§ **Work to complete**
Leave the pictures aside and give back every entry below word for word.

[Figure record listings]
───
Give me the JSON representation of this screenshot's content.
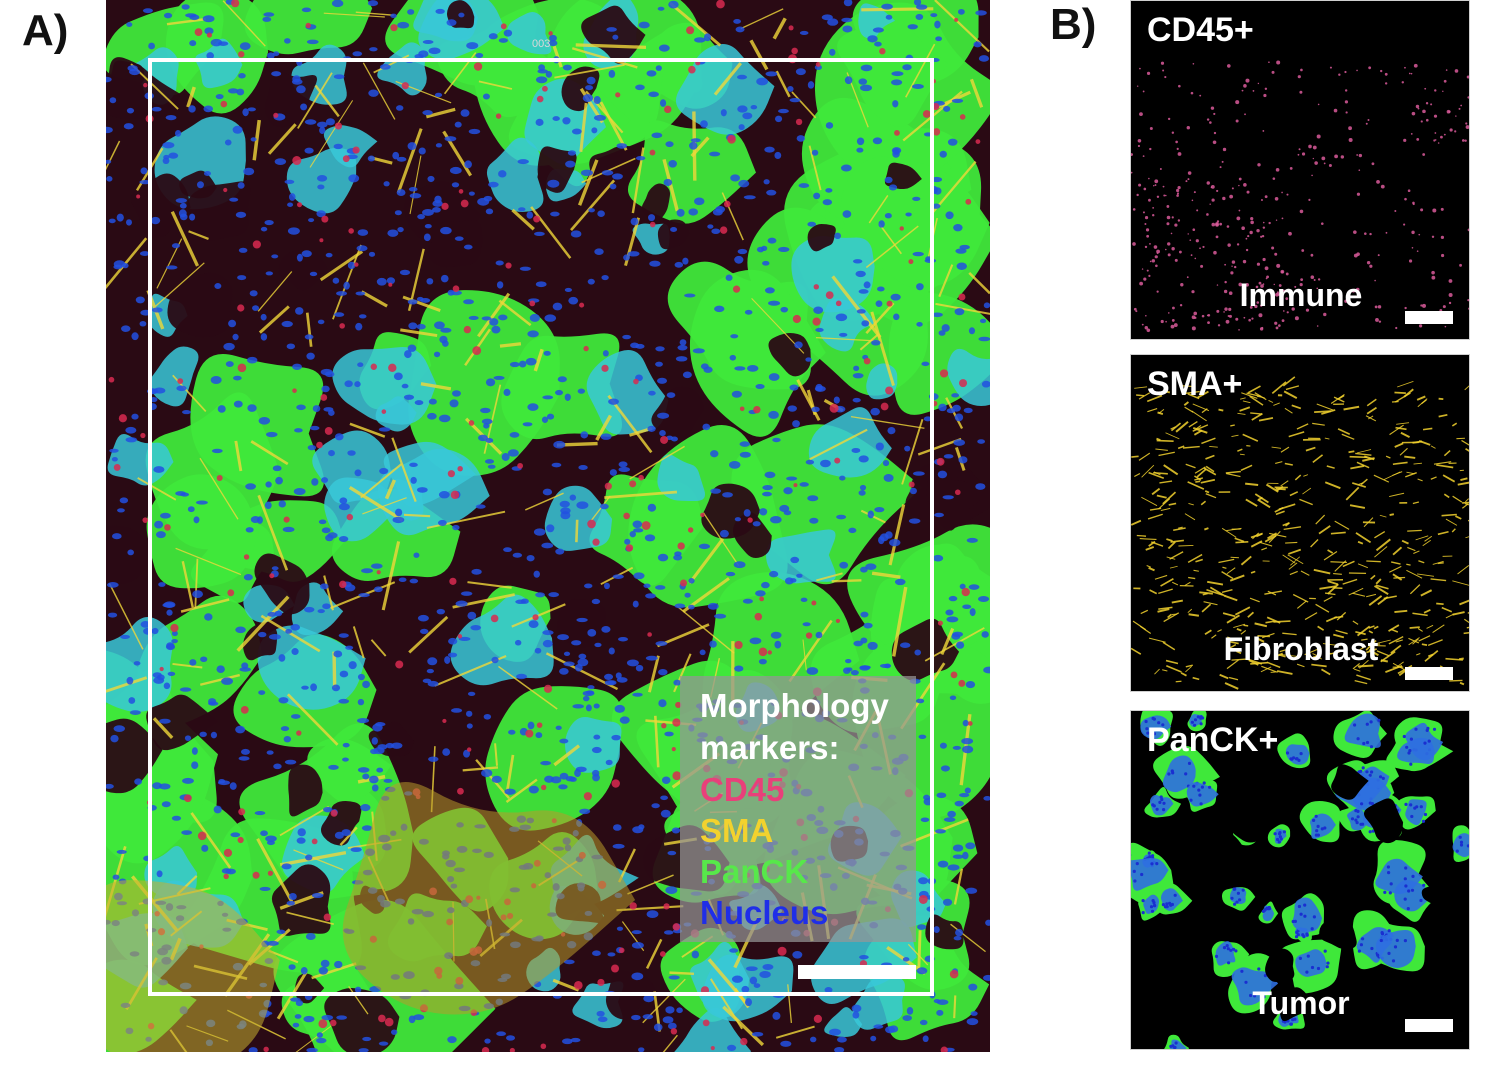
{
  "panel_a": {
    "letter": "A)",
    "roi_id": "003",
    "legend": {
      "heading_line1": "Morphology",
      "heading_line2": "markers:",
      "markers": [
        {
          "label": "CD45",
          "color": "#e8407a"
        },
        {
          "label": "SMA",
          "color": "#f2d22e"
        },
        {
          "label": "PanCK",
          "color": "#57e84a"
        },
        {
          "label": "Nucleus",
          "color": "#1f2ee8"
        }
      ]
    }
  },
  "panel_b": {
    "letter": "B)",
    "thumbnails": [
      {
        "marker": "CD45+",
        "cell_type": "Immune",
        "color": "#d95a9a"
      },
      {
        "marker": "SMA+",
        "cell_type": "Fibroblast",
        "color": "#f2d22e"
      },
      {
        "marker": "PanCK+",
        "cell_type": "Tumor",
        "color": "#57e84a"
      }
    ]
  },
  "image_palette": {
    "background": "#0a0a1a",
    "tumor_green": "#3fe83a",
    "cytoplasm_cyan": "#38c8d8",
    "nucleus_blue": "#2250e0",
    "stroma_dark": "#2a0a14",
    "immune_red": "#d82a50",
    "fibroblast_yellow": "#f0d83a"
  }
}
───
§ **Response box**
Give me the JSON representation of this screenshot's content.
{
  "panel_a": {
    "letter": "A)",
    "roi_id": "003",
    "legend": {
      "heading_line1": "Morphology",
      "heading_line2": "markers:",
      "markers": [
        {
          "label": "CD45",
          "color": "#e8407a"
        },
        {
          "label": "SMA",
          "color": "#f2d22e"
        },
        {
          "label": "PanCK",
          "color": "#57e84a"
        },
        {
          "label": "Nucleus",
          "color": "#1f2ee8"
        }
      ]
    }
  },
  "panel_b": {
    "letter": "B)",
    "thumbnails": [
      {
        "marker": "CD45+",
        "cell_type": "Immune",
        "color": "#d95a9a"
      },
      {
        "marker": "SMA+",
        "cell_type": "Fibroblast",
        "color": "#f2d22e"
      },
      {
        "marker": "PanCK+",
        "cell_type": "Tumor",
        "color": "#57e84a"
      }
    ]
  },
  "image_palette": {
    "background": "#0a0a1a",
    "tumor_green": "#3fe83a",
    "cytoplasm_cyan": "#38c8d8",
    "nucleus_blue": "#2250e0",
    "stroma_dark": "#2a0a14",
    "immune_red": "#d82a50",
    "fibroblast_yellow": "#f0d83a"
  }
}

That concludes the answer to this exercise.